Exercise: Each line of the material must be returned exactly.

Stored data:

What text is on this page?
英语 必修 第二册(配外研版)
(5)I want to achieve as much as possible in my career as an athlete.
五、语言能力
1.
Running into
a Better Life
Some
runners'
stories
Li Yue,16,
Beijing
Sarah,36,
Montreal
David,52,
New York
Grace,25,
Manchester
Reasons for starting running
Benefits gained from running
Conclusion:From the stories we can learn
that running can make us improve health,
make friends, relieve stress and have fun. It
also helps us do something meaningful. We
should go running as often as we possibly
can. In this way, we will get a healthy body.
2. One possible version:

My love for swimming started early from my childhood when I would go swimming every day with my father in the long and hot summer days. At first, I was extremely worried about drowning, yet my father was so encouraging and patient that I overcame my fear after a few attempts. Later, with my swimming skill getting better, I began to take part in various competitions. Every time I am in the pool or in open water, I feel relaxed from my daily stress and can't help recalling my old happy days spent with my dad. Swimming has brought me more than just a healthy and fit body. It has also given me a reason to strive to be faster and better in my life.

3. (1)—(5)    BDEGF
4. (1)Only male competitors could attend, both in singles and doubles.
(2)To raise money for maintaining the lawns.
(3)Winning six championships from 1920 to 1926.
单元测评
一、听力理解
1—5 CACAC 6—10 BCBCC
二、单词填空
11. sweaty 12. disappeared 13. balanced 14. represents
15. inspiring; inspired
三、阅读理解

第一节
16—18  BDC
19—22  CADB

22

Complete output:
What text is on this page?
英语 必修 第二册(配外研版)
(5)I want to achieve as much as possible in my career as an athlete.
五、语言能力
1.
Running into
a Better Life
Some
runners'
stories
Li Yue,16,
Beijing
Sarah,36,
Montreal
David,52,
New York
Grace,25,
Manchester
Reasons for starting running
Benefits gained from running
Conclusion:From the stories we can learn
that running can make us improve health,
make friends, relieve stress and have fun. It
also helps us do something meaningful. We
should go running as often as we possibly
can. In this way, we will get a healthy body.
2. One possible version:

My love for swimming started early from my childhood when I would go swimming every day with my father in the long and hot summer days. At first, I was extremely worried about drowning, yet my father was so encouraging and patient that I overcame my fear after a few attempts. Later, with my swimming skill getting better, I began to take part in various competitions. Every time I am in the pool or in open water, I feel relaxed from my daily stress and can't help recalling my old happy days spent with my dad. Swimming has brought me more than just a healthy and fit body. It has also given me a reason to strive to be faster and better in my life.

3. (1)—(5)    BDEGF
4. (1)Only male competitors could attend, both in singles and doubles.
(2)To raise money for maintaining the lawns.
(3)Winning six championships from 1920 to 1926.
单元测评
一、听力理解
1—5 CACAC 6—10 BCBCC
二、单词填空
11. sweaty 12. disappeared 13. balanced 14. represents
15. inspiring; inspired
三、阅读理解

第一节
16—18  BDC
19—22  CADB

22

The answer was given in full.